Entries with figure data
═══

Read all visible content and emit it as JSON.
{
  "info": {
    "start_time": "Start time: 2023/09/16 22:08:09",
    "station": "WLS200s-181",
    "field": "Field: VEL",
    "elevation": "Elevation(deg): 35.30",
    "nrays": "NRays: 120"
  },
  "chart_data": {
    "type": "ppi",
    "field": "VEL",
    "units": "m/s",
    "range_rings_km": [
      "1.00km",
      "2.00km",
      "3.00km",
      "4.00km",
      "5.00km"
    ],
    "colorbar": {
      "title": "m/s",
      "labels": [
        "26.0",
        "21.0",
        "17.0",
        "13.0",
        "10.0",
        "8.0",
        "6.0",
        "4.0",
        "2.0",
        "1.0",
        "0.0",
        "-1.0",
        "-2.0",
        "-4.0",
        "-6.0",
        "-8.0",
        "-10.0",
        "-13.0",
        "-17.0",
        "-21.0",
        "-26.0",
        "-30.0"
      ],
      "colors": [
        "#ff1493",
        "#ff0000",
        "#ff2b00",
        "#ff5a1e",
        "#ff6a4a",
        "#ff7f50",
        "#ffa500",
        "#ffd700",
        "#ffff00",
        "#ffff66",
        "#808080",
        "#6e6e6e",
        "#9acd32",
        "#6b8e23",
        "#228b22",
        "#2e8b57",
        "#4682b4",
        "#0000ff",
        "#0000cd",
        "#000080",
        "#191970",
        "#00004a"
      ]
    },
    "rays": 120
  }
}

═══

Short problem
Write out the whole listing again. Match it word for word.

Answer to the task
Read all visible content and emit it as JSON.
{
  "info": {
    "start_time": "Start time: 2023/09/16 22:08:09",
    "station": "WLS200s-181",
    "field": "Field: VEL",
    "elevation": "Elevation(deg): 35.30",
    "nrays": "NRays: 120"
  },
  "chart_data": {
    "type": "ppi",
    "field": "VEL",
    "units": "m/s",
    "range_rings_km": [
      "1.00km",
      "2.00km",
      "3.00km",
      "4.00km",
      "5.00km"
    ],
    "colorbar": {
      "title": "m/s",
      "labels": [
        "26.0",
        "21.0",
        "17.0",
        "13.0",
        "10.0",
        "8.0",
        "6.0",
        "4.0",
        "2.0",
        "1.0",
        "0.0",
        "-1.0",
        "-2.0",
        "-4.0",
        "-6.0",
        "-8.0",
        "-10.0",
        "-13.0",
        "-17.0",
        "-21.0",
        "-26.0",
        "-30.0"
      ],
      "colors": [
        "#ff1493",
        "#ff0000",
        "#ff2b00",
        "#ff5a1e",
        "#ff6a4a",
        "#ff7f50",
        "#ffa500",
        "#ffd700",
        "#ffff00",
        "#ffff66",
        "#808080",
        "#6e6e6e",
        "#9acd32",
        "#6b8e23",
        "#228b22",
        "#2e8b57",
        "#4682b4",
        "#0000ff",
        "#0000cd",
        "#000080",
        "#191970",
        "#00004a"
      ]
    },
    "rays": 120
  }
}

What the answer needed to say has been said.